------ ENTRIES SHOWN ------
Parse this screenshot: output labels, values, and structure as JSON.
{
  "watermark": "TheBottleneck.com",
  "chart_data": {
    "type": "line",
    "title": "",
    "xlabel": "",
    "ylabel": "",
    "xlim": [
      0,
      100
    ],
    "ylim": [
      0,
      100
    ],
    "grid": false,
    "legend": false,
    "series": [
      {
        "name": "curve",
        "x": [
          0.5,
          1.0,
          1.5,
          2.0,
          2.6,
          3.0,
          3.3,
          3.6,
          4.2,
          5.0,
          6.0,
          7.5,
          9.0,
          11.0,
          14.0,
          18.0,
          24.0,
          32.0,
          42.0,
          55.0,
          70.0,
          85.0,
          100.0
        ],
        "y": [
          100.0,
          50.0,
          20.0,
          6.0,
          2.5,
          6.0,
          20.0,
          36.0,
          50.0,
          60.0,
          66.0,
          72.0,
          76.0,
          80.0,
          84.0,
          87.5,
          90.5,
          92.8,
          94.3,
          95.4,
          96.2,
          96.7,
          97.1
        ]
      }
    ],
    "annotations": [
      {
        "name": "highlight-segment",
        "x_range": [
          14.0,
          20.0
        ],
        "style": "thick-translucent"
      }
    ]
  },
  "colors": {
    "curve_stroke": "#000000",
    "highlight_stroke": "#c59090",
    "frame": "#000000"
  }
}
------
> WHAT TO WORK ON
Extract all of the data shown above and repeat it verbatim.

> RESPONSE TO THIS EXERCISE
Parse this screenshot: output labels, values, and structure as JSON.
{
  "watermark": "TheBottleneck.com",
  "chart_data": {
    "type": "line",
    "title": "",
    "xlabel": "",
    "ylabel": "",
    "xlim": [
      0,
      100
    ],
    "ylim": [
      0,
      100
    ],
    "grid": false,
    "legend": false,
    "series": [
      {
        "name": "curve",
        "x": [
          0.5,
          1.0,
          1.5,
          2.0,
          2.6,
          3.0,
          3.3,
          3.6,
          4.2,
          5.0,
          6.0,
          7.5,
          9.0,
          11.0,
          14.0,
          18.0,
          24.0,
          32.0,
          42.0,
          55.0,
          70.0,
          85.0,
          100.0
        ],
        "y": [
          100.0,
          50.0,
          20.0,
          6.0,
          2.5,
          6.0,
          20.0,
          36.0,
          50.0,
          60.0,
          66.0,
          72.0,
          76.0,
          80.0,
          84.0,
          87.5,
          90.5,
          92.8,
          94.3,
          95.4,
          96.2,
          96.7,
          97.1
        ]
      }
    ],
    "annotations": [
      {
        "name": "highlight-segment",
        "x_range": [
          14.0,
          20.0
        ],
        "style": "thick-translucent"
      }
    ]
  },
  "colors": {
    "curve_stroke": "#000000",
    "highlight_stroke": "#c59090",
    "frame": "#000000"
  }
}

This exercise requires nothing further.